Short task:
Below are some records; return each one exactly.

Extracted data:
▼▼▼
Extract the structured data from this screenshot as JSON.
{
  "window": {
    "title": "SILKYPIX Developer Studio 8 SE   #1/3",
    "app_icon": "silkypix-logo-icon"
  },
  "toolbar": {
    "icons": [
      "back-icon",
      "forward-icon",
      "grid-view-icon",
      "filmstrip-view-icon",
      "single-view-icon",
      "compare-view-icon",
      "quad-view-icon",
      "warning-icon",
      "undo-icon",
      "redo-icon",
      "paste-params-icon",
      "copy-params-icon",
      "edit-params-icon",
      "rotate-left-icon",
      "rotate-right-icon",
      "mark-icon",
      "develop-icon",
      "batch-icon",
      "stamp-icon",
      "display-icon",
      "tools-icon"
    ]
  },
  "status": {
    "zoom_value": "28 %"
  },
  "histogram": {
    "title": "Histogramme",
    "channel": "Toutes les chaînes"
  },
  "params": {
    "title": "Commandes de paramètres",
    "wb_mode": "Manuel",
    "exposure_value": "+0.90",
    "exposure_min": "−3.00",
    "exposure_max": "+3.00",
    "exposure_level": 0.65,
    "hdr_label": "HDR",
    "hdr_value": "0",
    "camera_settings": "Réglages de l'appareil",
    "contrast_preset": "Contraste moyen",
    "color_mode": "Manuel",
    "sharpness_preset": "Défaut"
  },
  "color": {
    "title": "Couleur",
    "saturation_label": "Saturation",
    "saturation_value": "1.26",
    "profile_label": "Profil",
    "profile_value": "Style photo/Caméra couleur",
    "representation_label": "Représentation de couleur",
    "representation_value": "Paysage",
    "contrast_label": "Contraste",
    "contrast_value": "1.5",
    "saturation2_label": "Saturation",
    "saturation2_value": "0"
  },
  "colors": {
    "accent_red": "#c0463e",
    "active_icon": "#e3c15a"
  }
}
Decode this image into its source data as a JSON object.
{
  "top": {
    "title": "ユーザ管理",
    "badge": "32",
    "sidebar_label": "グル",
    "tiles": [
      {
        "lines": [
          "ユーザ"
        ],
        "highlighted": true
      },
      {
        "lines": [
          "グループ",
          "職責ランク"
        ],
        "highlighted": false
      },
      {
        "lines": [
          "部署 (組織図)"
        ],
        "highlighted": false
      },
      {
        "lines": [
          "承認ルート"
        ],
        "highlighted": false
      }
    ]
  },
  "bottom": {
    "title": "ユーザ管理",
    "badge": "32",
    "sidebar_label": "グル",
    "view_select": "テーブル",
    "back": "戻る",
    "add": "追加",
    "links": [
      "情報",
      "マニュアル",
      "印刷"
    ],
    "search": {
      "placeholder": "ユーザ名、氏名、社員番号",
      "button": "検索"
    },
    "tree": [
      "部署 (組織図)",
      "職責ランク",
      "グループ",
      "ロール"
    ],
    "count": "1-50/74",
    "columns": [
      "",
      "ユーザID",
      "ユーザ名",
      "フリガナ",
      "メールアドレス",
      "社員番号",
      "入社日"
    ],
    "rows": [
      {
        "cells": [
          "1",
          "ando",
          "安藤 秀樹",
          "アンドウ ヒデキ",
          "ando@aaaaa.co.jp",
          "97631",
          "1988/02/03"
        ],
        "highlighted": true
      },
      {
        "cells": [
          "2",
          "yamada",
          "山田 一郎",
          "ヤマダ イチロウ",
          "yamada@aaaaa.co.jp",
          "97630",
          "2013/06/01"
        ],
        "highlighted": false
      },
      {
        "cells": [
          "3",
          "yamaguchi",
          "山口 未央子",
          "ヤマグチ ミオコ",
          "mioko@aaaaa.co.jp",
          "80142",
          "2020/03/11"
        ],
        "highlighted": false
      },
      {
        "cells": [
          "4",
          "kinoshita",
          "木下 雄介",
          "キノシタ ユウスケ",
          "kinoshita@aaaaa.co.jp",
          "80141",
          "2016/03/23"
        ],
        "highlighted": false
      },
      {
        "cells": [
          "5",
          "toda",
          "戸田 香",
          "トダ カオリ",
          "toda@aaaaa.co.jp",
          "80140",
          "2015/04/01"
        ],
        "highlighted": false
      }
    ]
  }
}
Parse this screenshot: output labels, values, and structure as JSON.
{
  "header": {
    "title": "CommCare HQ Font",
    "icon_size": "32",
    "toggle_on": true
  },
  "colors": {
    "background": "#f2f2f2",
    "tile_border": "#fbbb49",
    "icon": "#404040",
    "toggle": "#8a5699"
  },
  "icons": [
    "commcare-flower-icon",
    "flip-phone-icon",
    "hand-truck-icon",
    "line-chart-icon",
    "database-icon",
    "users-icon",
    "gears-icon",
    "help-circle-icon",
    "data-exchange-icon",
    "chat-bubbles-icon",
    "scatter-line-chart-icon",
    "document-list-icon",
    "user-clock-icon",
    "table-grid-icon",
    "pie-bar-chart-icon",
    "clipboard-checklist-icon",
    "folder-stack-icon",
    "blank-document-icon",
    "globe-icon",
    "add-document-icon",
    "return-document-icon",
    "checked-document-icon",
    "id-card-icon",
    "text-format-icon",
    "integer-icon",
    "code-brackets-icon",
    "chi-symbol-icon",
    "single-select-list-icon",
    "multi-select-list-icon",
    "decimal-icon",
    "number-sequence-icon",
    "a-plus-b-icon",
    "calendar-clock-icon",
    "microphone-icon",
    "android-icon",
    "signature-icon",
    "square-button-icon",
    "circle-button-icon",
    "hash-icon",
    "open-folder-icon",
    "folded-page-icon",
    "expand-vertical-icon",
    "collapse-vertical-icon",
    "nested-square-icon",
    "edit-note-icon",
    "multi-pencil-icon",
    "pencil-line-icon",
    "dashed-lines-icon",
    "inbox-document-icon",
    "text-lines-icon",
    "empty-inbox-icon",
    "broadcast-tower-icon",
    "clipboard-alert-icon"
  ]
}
▲▲▲
Final result:
Extract the structured data from this screenshot as JSON.
{
  "window": {
    "title": "SILKYPIX Developer Studio 8 SE   #1/3",
    "app_icon": "silkypix-logo-icon"
  },
  "toolbar": {
    "icons": [
      "back-icon",
      "forward-icon",
      "grid-view-icon",
      "filmstrip-view-icon",
      "single-view-icon",
      "compare-view-icon",
      "quad-view-icon",
      "warning-icon",
      "undo-icon",
      "redo-icon",
      "paste-params-icon",
      "copy-params-icon",
      "edit-params-icon",
      "rotate-left-icon",
      "rotate-right-icon",
      "mark-icon",
      "develop-icon",
      "batch-icon",
      "stamp-icon",
      "display-icon",
      "tools-icon"
    ]
  },
  "status": {
    "zoom_value": "28 %"
  },
  "histogram": {
    "title": "Histogramme",
    "channel": "Toutes les chaînes"
  },
  "params": {
    "title": "Commandes de paramètres",
    "wb_mode": "Manuel",
    "exposure_value": "+0.90",
    "exposure_min": "−3.00",
    "exposure_max": "+3.00",
    "exposure_level": 0.65,
    "hdr_label": "HDR",
    "hdr_value": "0",
    "camera_settings": "Réglages de l'appareil",
    "contrast_preset": "Contraste moyen",
    "color_mode": "Manuel",
    "sharpness_preset": "Défaut"
  },
  "color": {
    "title": "Couleur",
    "saturation_label": "Saturation",
    "saturation_value": "1.26",
    "profile_label": "Profil",
    "profile_value": "Style photo/Caméra couleur",
    "representation_label": "Représentation de couleur",
    "representation_value": "Paysage",
    "contrast_label": "Contraste",
    "contrast_value": "1.5",
    "saturation2_label": "Saturation",
    "saturation2_value": "0"
  },
  "colors": {
    "accent_red": "#c0463e",
    "active_icon": "#e3c15a"
  }
}
Decode this image into its source data as a JSON object.
{
  "top": {
    "title": "ユーザ管理",
    "badge": "32",
    "sidebar_label": "グル",
    "tiles": [
      {
        "lines": [
          "ユーザ"
        ],
        "highlighted": true
      },
      {
        "lines": [
          "グループ",
          "職責ランク"
        ],
        "highlighted": false
      },
      {
        "lines": [
          "部署 (組織図)"
        ],
        "highlighted": false
      },
      {
        "lines": [
          "承認ルート"
        ],
        "highlighted": false
      }
    ]
  },
  "bottom": {
    "title": "ユーザ管理",
    "badge": "32",
    "sidebar_label": "グル",
    "view_select": "テーブル",
    "back": "戻る",
    "add": "追加",
    "links": [
      "情報",
      "マニュアル",
      "印刷"
    ],
    "search": {
      "placeholder": "ユーザ名、氏名、社員番号",
      "button": "検索"
    },
    "tree": [
      "部署 (組織図)",
      "職責ランク",
      "グループ",
      "ロール"
    ],
    "count": "1-50/74",
    "columns": [
      "",
      "ユーザID",
      "ユーザ名",
      "フリガナ",
      "メールアドレス",
      "社員番号",
      "入社日"
    ],
    "rows": [
      {
        "cells": [
          "1",
          "ando",
          "安藤 秀樹",
          "アンドウ ヒデキ",
          "ando@aaaaa.co.jp",
          "97631",
          "1988/02/03"
        ],
        "highlighted": true
      },
      {
        "cells": [
          "2",
          "yamada",
          "山田 一郎",
          "ヤマダ イチロウ",
          "yamada@aaaaa.co.jp",
          "97630",
          "2013/06/01"
        ],
        "highlighted": false
      },
      {
        "cells": [
          "3",
          "yamaguchi",
          "山口 未央子",
          "ヤマグチ ミオコ",
          "mioko@aaaaa.co.jp",
          "80142",
          "2020/03/11"
        ],
        "highlighted": false
      },
      {
        "cells": [
          "4",
          "kinoshita",
          "木下 雄介",
          "キノシタ ユウスケ",
          "kinoshita@aaaaa.co.jp",
          "80141",
          "2016/03/23"
        ],
        "highlighted": false
      },
      {
        "cells": [
          "5",
          "toda",
          "戸田 香",
          "トダ カオリ",
          "toda@aaaaa.co.jp",
          "80140",
          "2015/04/01"
        ],
        "highlighted": false
      }
    ]
  }
}
Parse this screenshot: output labels, values, and structure as JSON.
{
  "header": {
    "title": "CommCare HQ Font",
    "icon_size": "32",
    "toggle_on": true
  },
  "colors": {
    "background": "#f2f2f2",
    "tile_border": "#fbbb49",
    "icon": "#404040",
    "toggle": "#8a5699"
  },
  "icons": [
    "commcare-flower-icon",
    "flip-phone-icon",
    "hand-truck-icon",
    "line-chart-icon",
    "database-icon",
    "users-icon",
    "gears-icon",
    "help-circle-icon",
    "data-exchange-icon",
    "chat-bubbles-icon",
    "scatter-line-chart-icon",
    "document-list-icon",
    "user-clock-icon",
    "table-grid-icon",
    "pie-bar-chart-icon",
    "clipboard-checklist-icon",
    "folder-stack-icon",
    "blank-document-icon",
    "globe-icon",
    "add-document-icon",
    "return-document-icon",
    "checked-document-icon",
    "id-card-icon",
    "text-format-icon",
    "integer-icon",
    "code-brackets-icon",
    "chi-symbol-icon",
    "single-select-list-icon",
    "multi-select-list-icon",
    "decimal-icon",
    "number-sequence-icon",
    "a-plus-b-icon",
    "calendar-clock-icon",
    "microphone-icon",
    "android-icon",
    "signature-icon",
    "square-button-icon",
    "circle-button-icon",
    "hash-icon",
    "open-folder-icon",
    "folded-page-icon",
    "expand-vertical-icon",
    "collapse-vertical-icon",
    "nested-square-icon",
    "edit-note-icon",
    "multi-pencil-icon",
    "pencil-line-icon",
    "dashed-lines-icon",
    "inbox-document-icon",
    "text-lines-icon",
    "empty-inbox-icon",
    "broadcast-tower-icon",
    "clipboard-alert-icon"
  ]
}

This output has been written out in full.